■ STATED PROBLEM: Could you print every record below exactly as it appears?

■ DATA SUPPLIED:
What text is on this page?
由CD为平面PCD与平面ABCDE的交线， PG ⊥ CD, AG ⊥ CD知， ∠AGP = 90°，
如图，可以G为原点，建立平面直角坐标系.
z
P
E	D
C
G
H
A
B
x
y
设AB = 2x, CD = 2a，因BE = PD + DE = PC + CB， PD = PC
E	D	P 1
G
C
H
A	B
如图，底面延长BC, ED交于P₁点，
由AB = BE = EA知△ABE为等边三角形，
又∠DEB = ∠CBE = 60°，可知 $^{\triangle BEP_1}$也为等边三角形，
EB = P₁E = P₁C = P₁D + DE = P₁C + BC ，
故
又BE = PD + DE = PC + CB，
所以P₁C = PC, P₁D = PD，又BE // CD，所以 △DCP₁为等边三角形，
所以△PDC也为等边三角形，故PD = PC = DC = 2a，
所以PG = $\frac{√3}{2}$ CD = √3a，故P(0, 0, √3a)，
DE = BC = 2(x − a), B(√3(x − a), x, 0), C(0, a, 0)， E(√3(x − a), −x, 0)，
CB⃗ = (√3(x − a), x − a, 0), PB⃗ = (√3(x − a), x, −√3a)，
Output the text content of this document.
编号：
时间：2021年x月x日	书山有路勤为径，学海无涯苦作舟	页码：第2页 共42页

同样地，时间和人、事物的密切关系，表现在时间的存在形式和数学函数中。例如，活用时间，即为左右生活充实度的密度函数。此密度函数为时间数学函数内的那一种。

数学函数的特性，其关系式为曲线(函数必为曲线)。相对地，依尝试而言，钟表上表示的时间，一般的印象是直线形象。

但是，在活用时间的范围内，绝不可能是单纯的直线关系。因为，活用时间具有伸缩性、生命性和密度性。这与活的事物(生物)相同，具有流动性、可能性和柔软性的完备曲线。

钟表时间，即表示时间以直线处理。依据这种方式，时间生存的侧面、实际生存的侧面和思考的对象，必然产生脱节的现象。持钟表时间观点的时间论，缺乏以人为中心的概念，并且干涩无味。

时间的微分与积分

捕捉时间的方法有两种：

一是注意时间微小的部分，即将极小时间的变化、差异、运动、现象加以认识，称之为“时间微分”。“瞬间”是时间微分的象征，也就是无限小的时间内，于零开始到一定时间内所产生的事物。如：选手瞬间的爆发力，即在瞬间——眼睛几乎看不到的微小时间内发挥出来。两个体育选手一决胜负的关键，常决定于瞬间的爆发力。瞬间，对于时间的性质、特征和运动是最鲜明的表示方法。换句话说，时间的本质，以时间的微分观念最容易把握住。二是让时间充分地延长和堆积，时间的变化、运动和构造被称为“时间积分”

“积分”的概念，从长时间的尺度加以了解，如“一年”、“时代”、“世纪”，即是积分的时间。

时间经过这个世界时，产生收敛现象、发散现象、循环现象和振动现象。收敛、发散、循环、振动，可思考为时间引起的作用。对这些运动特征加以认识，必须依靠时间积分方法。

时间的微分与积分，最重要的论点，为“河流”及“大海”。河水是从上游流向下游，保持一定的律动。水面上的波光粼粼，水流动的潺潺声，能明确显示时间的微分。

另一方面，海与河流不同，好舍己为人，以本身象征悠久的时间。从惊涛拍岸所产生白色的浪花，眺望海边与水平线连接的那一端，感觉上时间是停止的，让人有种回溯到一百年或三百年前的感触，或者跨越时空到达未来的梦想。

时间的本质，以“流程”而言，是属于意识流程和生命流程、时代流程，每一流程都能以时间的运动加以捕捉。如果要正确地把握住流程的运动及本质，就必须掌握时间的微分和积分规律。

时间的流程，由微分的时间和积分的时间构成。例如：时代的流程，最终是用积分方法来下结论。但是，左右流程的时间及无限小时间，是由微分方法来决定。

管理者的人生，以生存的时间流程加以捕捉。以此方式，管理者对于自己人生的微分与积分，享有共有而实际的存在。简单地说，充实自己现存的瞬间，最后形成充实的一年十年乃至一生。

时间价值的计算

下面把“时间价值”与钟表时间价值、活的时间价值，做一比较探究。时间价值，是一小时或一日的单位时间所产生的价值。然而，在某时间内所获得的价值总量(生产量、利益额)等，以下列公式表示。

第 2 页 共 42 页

■ ANSWER TO THE EXERCISE:
What text is on this page?
由CD为平面PCD与平面ABCDE的交线， PG ⊥ CD, AG ⊥ CD知， ∠AGP = 90°，
如图，可以G为原点，建立平面直角坐标系.
z
P
E	D
C
G
H
A
B
x
y
设AB = 2x, CD = 2a，因BE = PD + DE = PC + CB， PD = PC
E	D	P 1
G
C
H
A	B
如图，底面延长BC, ED交于P₁点，
由AB = BE = EA知△ABE为等边三角形，
又∠DEB = ∠CBE = 60°，可知 $^{\triangle BEP_1}$也为等边三角形，
EB = P₁E = P₁C = P₁D + DE = P₁C + BC ，
故
又BE = PD + DE = PC + CB，
所以P₁C = PC, P₁D = PD，又BE // CD，所以 △DCP₁为等边三角形，
所以△PDC也为等边三角形，故PD = PC = DC = 2a，
所以PG = $\frac{√3}{2}$ CD = √3a，故P(0, 0, √3a)，
DE = BC = 2(x − a), B(√3(x − a), x, 0), C(0, a, 0)， E(√3(x − a), −x, 0)，
CB⃗ = (√3(x − a), x − a, 0), PB⃗ = (√3(x − a), x, −√3a)，
Output the text content of this document.
编号：
时间：2021年x月x日	书山有路勤为径，学海无涯苦作舟	页码：第2页 共42页

同样地，时间和人、事物的密切关系，表现在时间的存在形式和数学函数中。例如，活用时间，即为左右生活充实度的密度函数。此密度函数为时间数学函数内的那一种。

数学函数的特性，其关系式为曲线(函数必为曲线)。相对地，依尝试而言，钟表上表示的时间，一般的印象是直线形象。

但是，在活用时间的范围内，绝不可能是单纯的直线关系。因为，活用时间具有伸缩性、生命性和密度性。这与活的事物(生物)相同，具有流动性、可能性和柔软性的完备曲线。

钟表时间，即表示时间以直线处理。依据这种方式，时间生存的侧面、实际生存的侧面和思考的对象，必然产生脱节的现象。持钟表时间观点的时间论，缺乏以人为中心的概念，并且干涩无味。

时间的微分与积分

捕捉时间的方法有两种：

一是注意时间微小的部分，即将极小时间的变化、差异、运动、现象加以认识，称之为“时间微分”。“瞬间”是时间微分的象征，也就是无限小的时间内，于零开始到一定时间内所产生的事物。如：选手瞬间的爆发力，即在瞬间——眼睛几乎看不到的微小时间内发挥出来。两个体育选手一决胜负的关键，常决定于瞬间的爆发力。瞬间，对于时间的性质、特征和运动是最鲜明的表示方法。换句话说，时间的本质，以时间的微分观念最容易把握住。二是让时间充分地延长和堆积，时间的变化、运动和构造被称为“时间积分”

“积分”的概念，从长时间的尺度加以了解，如“一年”、“时代”、“世纪”，即是积分的时间。

时间经过这个世界时，产生收敛现象、发散现象、循环现象和振动现象。收敛、发散、循环、振动，可思考为时间引起的作用。对这些运动特征加以认识，必须依靠时间积分方法。

时间的微分与积分，最重要的论点，为“河流”及“大海”。河水是从上游流向下游，保持一定的律动。水面上的波光粼粼，水流动的潺潺声，能明确显示时间的微分。

另一方面，海与河流不同，好舍己为人，以本身象征悠久的时间。从惊涛拍岸所产生白色的浪花，眺望海边与水平线连接的那一端，感觉上时间是停止的，让人有种回溯到一百年或三百年前的感触，或者跨越时空到达未来的梦想。

时间的本质，以“流程”而言，是属于意识流程和生命流程、时代流程，每一流程都能以时间的运动加以捕捉。如果要正确地把握住流程的运动及本质，就必须掌握时间的微分和积分规律。

时间的流程，由微分的时间和积分的时间构成。例如：时代的流程，最终是用积分方法来下结论。但是，左右流程的时间及无限小时间，是由微分方法来决定。

管理者的人生，以生存的时间流程加以捕捉。以此方式，管理者对于自己人生的微分与积分，享有共有而实际的存在。简单地说，充实自己现存的瞬间，最后形成充实的一年十年乃至一生。

时间价值的计算

下面把“时间价值”与钟表时间价值、活的时间价值，做一比较探究。时间价值，是一小时或一日的单位时间所产生的价值。然而，在某时间内所获得的价值总量(生产量、利益额)等，以下列公式表示。

第 2 页 共 42 页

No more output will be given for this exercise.